-- start of Records to use --

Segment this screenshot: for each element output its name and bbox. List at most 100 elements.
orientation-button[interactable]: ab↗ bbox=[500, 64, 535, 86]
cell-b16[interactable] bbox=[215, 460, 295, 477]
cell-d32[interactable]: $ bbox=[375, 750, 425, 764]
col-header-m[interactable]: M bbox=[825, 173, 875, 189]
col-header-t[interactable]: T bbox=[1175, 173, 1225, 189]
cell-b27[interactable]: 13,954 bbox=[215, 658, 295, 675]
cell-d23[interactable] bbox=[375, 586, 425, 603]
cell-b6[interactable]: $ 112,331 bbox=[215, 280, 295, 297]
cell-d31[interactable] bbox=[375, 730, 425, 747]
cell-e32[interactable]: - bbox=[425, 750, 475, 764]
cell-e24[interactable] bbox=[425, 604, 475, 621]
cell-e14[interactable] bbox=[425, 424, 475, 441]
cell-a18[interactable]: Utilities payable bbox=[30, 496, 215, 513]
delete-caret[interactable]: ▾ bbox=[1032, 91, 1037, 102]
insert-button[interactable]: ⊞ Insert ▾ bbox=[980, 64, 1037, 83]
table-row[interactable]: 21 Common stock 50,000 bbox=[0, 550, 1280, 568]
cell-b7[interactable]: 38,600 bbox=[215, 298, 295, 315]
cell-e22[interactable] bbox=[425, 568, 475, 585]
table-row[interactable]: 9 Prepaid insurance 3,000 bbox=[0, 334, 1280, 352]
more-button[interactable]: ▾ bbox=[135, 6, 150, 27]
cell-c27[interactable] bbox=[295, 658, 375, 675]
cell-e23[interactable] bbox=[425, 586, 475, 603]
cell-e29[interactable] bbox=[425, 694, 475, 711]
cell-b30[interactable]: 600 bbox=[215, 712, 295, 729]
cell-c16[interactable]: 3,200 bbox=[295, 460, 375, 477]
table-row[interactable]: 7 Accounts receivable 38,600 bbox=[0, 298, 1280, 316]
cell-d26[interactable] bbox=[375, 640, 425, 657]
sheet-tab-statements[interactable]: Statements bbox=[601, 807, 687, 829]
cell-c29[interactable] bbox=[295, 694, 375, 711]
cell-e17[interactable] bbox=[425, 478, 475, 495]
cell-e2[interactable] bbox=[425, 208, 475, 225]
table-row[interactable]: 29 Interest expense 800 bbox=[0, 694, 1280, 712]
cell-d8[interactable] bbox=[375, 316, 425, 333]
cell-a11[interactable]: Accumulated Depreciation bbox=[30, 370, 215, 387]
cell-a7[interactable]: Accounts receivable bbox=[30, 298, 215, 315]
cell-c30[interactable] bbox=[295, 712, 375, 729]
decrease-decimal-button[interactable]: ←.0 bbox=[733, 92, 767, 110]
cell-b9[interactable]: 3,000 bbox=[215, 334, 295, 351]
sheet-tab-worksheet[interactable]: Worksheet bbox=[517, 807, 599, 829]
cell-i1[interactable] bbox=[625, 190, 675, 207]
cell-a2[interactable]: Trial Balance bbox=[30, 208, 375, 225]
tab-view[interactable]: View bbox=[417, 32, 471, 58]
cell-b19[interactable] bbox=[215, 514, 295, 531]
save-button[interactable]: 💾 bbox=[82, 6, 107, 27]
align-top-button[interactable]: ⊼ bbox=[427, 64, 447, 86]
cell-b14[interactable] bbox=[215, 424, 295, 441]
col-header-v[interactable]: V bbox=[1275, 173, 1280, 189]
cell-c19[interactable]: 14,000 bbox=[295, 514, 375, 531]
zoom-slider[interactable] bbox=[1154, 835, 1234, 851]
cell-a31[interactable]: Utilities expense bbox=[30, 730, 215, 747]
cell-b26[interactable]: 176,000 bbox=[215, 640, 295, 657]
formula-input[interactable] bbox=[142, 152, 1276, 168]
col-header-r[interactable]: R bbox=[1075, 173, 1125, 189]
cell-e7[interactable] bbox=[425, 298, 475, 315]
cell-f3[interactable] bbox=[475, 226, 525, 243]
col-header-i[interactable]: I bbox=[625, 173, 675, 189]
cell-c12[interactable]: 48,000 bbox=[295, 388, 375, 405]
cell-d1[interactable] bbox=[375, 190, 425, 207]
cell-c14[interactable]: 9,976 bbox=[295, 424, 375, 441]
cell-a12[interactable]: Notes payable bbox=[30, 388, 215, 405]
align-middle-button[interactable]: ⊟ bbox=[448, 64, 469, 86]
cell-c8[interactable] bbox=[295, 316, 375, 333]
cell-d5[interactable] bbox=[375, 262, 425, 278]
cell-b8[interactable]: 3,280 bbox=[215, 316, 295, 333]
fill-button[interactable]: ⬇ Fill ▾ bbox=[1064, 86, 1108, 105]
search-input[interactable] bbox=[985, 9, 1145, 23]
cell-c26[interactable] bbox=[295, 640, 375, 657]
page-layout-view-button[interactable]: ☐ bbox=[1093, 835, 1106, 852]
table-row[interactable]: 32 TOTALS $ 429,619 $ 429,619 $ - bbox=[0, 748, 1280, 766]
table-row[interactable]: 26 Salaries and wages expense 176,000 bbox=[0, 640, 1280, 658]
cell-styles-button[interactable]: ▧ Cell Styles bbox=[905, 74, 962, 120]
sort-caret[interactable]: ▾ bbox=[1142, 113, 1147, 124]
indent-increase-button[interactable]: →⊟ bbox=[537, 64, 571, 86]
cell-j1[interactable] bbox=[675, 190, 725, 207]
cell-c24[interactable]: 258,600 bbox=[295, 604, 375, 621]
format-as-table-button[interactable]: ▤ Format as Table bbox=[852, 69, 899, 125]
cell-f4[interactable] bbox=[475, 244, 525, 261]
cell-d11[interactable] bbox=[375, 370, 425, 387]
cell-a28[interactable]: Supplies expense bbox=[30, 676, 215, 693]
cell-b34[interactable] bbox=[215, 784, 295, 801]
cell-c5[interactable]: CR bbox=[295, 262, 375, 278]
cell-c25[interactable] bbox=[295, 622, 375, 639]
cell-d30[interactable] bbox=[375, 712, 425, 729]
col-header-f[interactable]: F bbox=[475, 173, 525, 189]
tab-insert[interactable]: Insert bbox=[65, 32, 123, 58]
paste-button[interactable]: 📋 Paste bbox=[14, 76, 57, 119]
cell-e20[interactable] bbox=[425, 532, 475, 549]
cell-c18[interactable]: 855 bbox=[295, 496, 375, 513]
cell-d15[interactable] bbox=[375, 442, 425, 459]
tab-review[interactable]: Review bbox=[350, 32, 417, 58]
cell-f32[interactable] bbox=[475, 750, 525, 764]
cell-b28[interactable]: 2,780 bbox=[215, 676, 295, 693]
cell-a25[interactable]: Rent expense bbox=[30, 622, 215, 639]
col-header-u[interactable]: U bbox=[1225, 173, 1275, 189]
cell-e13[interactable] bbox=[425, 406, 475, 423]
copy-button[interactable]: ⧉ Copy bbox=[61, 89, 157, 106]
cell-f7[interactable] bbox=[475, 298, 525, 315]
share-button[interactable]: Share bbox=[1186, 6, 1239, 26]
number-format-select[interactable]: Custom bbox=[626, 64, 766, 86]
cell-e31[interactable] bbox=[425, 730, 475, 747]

-- end of Records to use --

Written instruction — Arrange the rows above as a numbered list, starting with the first row and going on through the row containing "col-header-t[interactable]: T bbox=[1175, 173, 1225, 189]". Leave out blank lines.

Output of the exercise —
1. Segment this screenshot: for each element output its name and bbox. List at most 100 elements.
2. orientation-button[interactable]: ab↗ bbox=[500, 64, 535, 86]
3. cell-b16[interactable] bbox=[215, 460, 295, 477]
4. cell-d32[interactable]: $ bbox=[375, 750, 425, 764]
5. col-header-m[interactable]: M bbox=[825, 173, 875, 189]
6. col-header-t[interactable]: T bbox=[1175, 173, 1225, 189]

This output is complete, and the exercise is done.